§ **Task description**:
Below are entries. Pull out all lines containing "circ".

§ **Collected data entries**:
════
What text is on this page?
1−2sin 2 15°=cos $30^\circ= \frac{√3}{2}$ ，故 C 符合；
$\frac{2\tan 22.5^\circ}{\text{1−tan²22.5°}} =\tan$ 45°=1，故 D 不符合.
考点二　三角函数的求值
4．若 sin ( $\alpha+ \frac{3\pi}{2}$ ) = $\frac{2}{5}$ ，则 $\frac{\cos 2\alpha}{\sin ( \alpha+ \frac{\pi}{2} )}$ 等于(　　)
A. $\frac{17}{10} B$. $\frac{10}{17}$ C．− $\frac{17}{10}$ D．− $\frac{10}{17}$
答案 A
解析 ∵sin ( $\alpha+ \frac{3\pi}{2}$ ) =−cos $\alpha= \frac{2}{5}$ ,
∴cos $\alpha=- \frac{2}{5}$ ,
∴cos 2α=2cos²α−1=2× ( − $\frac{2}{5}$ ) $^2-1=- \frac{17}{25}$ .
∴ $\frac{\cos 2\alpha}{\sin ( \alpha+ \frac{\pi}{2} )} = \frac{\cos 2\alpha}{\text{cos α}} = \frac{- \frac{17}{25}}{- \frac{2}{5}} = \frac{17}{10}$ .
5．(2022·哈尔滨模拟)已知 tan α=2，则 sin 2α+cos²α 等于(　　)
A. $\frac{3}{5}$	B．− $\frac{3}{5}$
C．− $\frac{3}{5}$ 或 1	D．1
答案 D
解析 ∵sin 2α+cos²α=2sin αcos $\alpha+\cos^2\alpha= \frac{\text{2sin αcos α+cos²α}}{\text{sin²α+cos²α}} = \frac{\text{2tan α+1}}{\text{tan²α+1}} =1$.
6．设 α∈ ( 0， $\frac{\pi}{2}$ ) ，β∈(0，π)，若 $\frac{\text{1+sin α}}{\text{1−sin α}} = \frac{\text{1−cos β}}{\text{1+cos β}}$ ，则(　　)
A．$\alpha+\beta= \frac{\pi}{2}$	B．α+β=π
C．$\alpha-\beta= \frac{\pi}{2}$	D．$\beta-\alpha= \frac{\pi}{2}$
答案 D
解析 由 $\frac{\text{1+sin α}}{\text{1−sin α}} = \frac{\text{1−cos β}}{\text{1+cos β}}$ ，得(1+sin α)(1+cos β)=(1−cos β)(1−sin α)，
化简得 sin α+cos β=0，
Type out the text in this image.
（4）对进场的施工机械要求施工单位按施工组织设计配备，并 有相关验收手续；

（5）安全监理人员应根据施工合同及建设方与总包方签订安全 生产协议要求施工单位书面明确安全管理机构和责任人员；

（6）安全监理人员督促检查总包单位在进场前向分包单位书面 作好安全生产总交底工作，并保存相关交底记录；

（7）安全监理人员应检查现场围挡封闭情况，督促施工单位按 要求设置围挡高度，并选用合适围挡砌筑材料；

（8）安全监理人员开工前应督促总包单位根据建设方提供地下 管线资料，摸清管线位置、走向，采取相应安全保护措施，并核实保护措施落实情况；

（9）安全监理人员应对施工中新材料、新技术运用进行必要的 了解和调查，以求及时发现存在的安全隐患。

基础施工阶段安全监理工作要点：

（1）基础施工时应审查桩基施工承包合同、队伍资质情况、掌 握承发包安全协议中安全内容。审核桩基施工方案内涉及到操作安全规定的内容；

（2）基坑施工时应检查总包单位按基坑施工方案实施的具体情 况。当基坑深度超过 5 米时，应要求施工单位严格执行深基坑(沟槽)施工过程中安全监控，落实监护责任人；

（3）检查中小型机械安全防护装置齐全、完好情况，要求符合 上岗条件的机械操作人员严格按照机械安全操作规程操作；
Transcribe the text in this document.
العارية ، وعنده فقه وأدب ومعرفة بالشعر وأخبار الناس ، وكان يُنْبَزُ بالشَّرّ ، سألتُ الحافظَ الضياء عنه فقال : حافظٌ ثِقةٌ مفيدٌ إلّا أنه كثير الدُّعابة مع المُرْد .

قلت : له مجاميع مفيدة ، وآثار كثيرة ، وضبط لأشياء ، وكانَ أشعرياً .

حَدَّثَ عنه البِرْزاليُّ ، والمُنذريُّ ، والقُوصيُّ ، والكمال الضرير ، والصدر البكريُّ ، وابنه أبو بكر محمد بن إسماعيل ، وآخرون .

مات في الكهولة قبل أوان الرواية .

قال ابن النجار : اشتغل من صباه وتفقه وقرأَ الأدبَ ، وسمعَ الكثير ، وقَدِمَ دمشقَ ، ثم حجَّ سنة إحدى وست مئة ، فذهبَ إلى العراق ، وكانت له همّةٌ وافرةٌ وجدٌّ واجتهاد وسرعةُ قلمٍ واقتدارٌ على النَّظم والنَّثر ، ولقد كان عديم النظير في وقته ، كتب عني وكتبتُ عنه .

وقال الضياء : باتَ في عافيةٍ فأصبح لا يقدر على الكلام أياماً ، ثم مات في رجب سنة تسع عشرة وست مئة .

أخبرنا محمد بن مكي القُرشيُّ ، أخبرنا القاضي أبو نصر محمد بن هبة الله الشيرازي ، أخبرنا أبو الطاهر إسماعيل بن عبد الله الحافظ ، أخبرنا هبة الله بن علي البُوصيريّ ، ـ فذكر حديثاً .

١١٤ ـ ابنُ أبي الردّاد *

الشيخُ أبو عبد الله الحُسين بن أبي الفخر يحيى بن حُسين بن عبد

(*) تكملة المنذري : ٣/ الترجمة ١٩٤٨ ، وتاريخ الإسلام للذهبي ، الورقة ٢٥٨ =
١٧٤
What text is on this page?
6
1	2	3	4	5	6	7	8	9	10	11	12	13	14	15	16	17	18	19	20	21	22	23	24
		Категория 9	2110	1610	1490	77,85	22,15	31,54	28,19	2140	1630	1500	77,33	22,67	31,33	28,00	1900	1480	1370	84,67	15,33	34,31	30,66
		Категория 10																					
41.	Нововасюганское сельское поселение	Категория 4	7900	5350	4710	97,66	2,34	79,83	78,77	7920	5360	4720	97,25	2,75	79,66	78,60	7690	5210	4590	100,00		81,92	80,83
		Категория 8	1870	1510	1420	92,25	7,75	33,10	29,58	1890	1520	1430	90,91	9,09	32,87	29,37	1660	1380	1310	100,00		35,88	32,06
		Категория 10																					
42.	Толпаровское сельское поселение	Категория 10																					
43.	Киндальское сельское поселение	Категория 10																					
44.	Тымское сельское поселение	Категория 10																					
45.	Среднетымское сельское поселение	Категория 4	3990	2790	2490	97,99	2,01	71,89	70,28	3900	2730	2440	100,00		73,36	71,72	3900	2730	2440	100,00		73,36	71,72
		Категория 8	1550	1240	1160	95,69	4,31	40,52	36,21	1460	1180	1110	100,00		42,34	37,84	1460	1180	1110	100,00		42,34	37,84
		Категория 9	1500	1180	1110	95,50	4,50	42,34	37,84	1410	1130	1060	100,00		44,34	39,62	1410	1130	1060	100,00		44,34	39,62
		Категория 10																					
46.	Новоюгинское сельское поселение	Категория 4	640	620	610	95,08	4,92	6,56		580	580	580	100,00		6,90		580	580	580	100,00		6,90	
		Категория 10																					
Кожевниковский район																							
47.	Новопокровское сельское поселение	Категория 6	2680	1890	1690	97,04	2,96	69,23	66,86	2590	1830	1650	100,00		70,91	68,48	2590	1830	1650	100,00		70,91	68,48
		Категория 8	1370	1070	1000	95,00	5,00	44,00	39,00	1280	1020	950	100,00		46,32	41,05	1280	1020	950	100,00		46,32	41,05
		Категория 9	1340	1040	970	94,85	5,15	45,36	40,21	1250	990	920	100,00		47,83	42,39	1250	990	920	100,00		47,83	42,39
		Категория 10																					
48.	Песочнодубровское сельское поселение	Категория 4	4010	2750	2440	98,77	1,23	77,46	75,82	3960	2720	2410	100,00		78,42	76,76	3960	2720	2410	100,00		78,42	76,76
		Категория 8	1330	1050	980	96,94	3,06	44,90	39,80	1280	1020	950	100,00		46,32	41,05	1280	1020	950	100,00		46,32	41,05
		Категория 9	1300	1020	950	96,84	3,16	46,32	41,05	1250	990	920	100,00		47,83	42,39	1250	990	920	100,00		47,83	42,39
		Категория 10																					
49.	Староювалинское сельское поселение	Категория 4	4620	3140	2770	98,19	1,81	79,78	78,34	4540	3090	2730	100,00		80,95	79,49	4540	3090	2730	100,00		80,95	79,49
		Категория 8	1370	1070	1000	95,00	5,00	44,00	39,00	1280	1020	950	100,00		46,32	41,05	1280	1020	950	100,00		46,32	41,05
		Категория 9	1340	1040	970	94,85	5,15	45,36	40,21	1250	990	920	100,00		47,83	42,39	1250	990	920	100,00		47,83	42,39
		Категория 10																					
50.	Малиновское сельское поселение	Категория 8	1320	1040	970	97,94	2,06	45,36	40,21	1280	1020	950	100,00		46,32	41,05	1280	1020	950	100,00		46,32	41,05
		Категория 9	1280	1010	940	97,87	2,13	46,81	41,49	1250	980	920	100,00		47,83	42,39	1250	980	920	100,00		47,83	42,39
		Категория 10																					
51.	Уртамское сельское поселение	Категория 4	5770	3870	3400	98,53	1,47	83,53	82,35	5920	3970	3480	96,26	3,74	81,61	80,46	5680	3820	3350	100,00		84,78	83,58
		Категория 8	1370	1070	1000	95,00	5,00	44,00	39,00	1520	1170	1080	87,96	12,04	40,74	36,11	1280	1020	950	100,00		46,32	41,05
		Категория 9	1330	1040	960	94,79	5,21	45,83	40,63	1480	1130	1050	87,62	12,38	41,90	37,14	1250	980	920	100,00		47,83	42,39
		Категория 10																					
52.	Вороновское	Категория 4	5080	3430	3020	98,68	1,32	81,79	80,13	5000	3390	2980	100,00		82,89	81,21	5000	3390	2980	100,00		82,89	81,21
════
§ **Reply**:
1−2sin 2 15°=cos $30^\circ= \frac{√3}{2}$ ，故 C 符合；
$\frac{2\tan 22.5^\circ}{\text{1−tan²22.5°}} =\tan$ 45°=1，故 D 不符合.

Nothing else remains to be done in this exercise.